_GIVEN INSTRUCTION_.
What you return should match every record exactly, with the images removed.

_Figure content listings_.

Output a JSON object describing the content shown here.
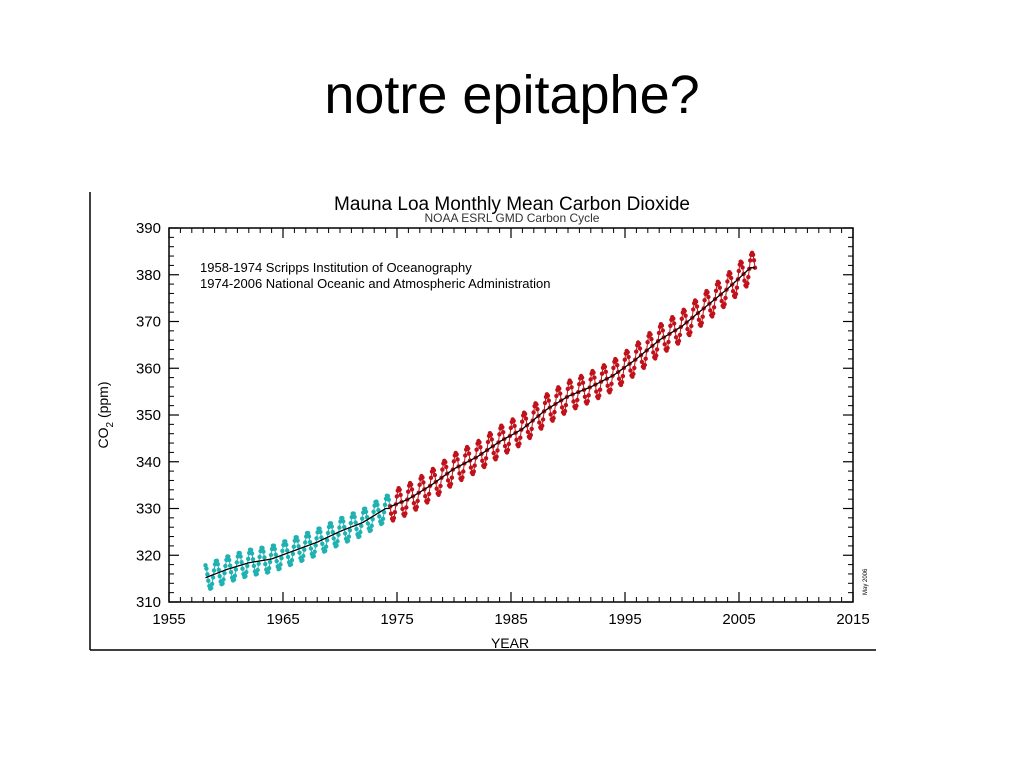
{
  "slide": {
    "title": "notre epitaphe?"
  },
  "chart_data": {
    "type": "scatter",
    "title": "Mauna Loa Monthly Mean Carbon Dioxide",
    "subtitle": "NOAA ESRL GMD Carbon Cycle",
    "xlabel": "YEAR",
    "ylabel": "CO2 (ppm)",
    "xlim": [
      1955,
      2015
    ],
    "ylim": [
      310,
      390
    ],
    "xticks": [
      1955,
      1965,
      1975,
      1985,
      1995,
      2005,
      2015
    ],
    "yticks": [
      310,
      320,
      330,
      340,
      350,
      360,
      370,
      380,
      390
    ],
    "legend_lines": [
      "1958-1974 Scripps Institution of Oceanography",
      "1974-2006 National Oceanic and Atmospheric Administration"
    ],
    "annotation": "May 2006",
    "grid": false,
    "colors": {
      "scripps": "#20b2b2",
      "noaa": "#c0121b",
      "trend": "#000000"
    },
    "series": [
      {
        "name": "1958-1974 Scripps Institution of Oceanography",
        "x_range": [
          1958.2,
          1974.4
        ],
        "seasonal_amplitude_ppm": 2.8,
        "trend_points": [
          [
            1958,
            315.0
          ],
          [
            1960,
            316.9
          ],
          [
            1962,
            318.4
          ],
          [
            1964,
            319.2
          ],
          [
            1966,
            321.0
          ],
          [
            1968,
            322.8
          ],
          [
            1970,
            325.1
          ],
          [
            1972,
            327.0
          ],
          [
            1974,
            330.0
          ]
        ]
      },
      {
        "name": "1974-2006 National Oceanic and Atmospheric Administration",
        "x_range": [
          1974.4,
          2006.4
        ],
        "seasonal_amplitude_ppm": 3.2,
        "trend_points": [
          [
            1974,
            330.0
          ],
          [
            1976,
            332.0
          ],
          [
            1978,
            335.0
          ],
          [
            1980,
            338.5
          ],
          [
            1982,
            341.0
          ],
          [
            1984,
            344.3
          ],
          [
            1986,
            347.0
          ],
          [
            1988,
            351.0
          ],
          [
            1990,
            354.0
          ],
          [
            1992,
            356.0
          ],
          [
            1994,
            358.5
          ],
          [
            1996,
            362.0
          ],
          [
            1998,
            366.0
          ],
          [
            2000,
            369.0
          ],
          [
            2002,
            373.0
          ],
          [
            2004,
            377.0
          ],
          [
            2006,
            381.5
          ]
        ]
      }
    ]
  }
}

_SOLVED PROBLEM_.
Output a JSON object describing the content shown here.
{
  "slide": {
    "title": "notre epitaphe?"
  },
  "chart_data": {
    "type": "scatter",
    "title": "Mauna Loa Monthly Mean Carbon Dioxide",
    "subtitle": "NOAA ESRL GMD Carbon Cycle",
    "xlabel": "YEAR",
    "ylabel": "CO2 (ppm)",
    "xlim": [
      1955,
      2015
    ],
    "ylim": [
      310,
      390
    ],
    "xticks": [
      1955,
      1965,
      1975,
      1985,
      1995,
      2005,
      2015
    ],
    "yticks": [
      310,
      320,
      330,
      340,
      350,
      360,
      370,
      380,
      390
    ],
    "legend_lines": [
      "1958-1974 Scripps Institution of Oceanography",
      "1974-2006 National Oceanic and Atmospheric Administration"
    ],
    "annotation": "May 2006",
    "grid": false,
    "colors": {
      "scripps": "#20b2b2",
      "noaa": "#c0121b",
      "trend": "#000000"
    },
    "series": [
      {
        "name": "1958-1974 Scripps Institution of Oceanography",
        "x_range": [
          1958.2,
          1974.4
        ],
        "seasonal_amplitude_ppm": 2.8,
        "trend_points": [
          [
            1958,
            315.0
          ],
          [
            1960,
            316.9
          ],
          [
            1962,
            318.4
          ],
          [
            1964,
            319.2
          ],
          [
            1966,
            321.0
          ],
          [
            1968,
            322.8
          ],
          [
            1970,
            325.1
          ],
          [
            1972,
            327.0
          ],
          [
            1974,
            330.0
          ]
        ]
      },
      {
        "name": "1974-2006 National Oceanic and Atmospheric Administration",
        "x_range": [
          1974.4,
          2006.4
        ],
        "seasonal_amplitude_ppm": 3.2,
        "trend_points": [
          [
            1974,
            330.0
          ],
          [
            1976,
            332.0
          ],
          [
            1978,
            335.0
          ],
          [
            1980,
            338.5
          ],
          [
            1982,
            341.0
          ],
          [
            1984,
            344.3
          ],
          [
            1986,
            347.0
          ],
          [
            1988,
            351.0
          ],
          [
            1990,
            354.0
          ],
          [
            1992,
            356.0
          ],
          [
            1994,
            358.5
          ],
          [
            1996,
            362.0
          ],
          [
            1998,
            366.0
          ],
          [
            2000,
            369.0
          ],
          [
            2002,
            373.0
          ],
          [
            2004,
            377.0
          ],
          [
            2006,
            381.5
          ]
        ]
      }
    ]
  }
}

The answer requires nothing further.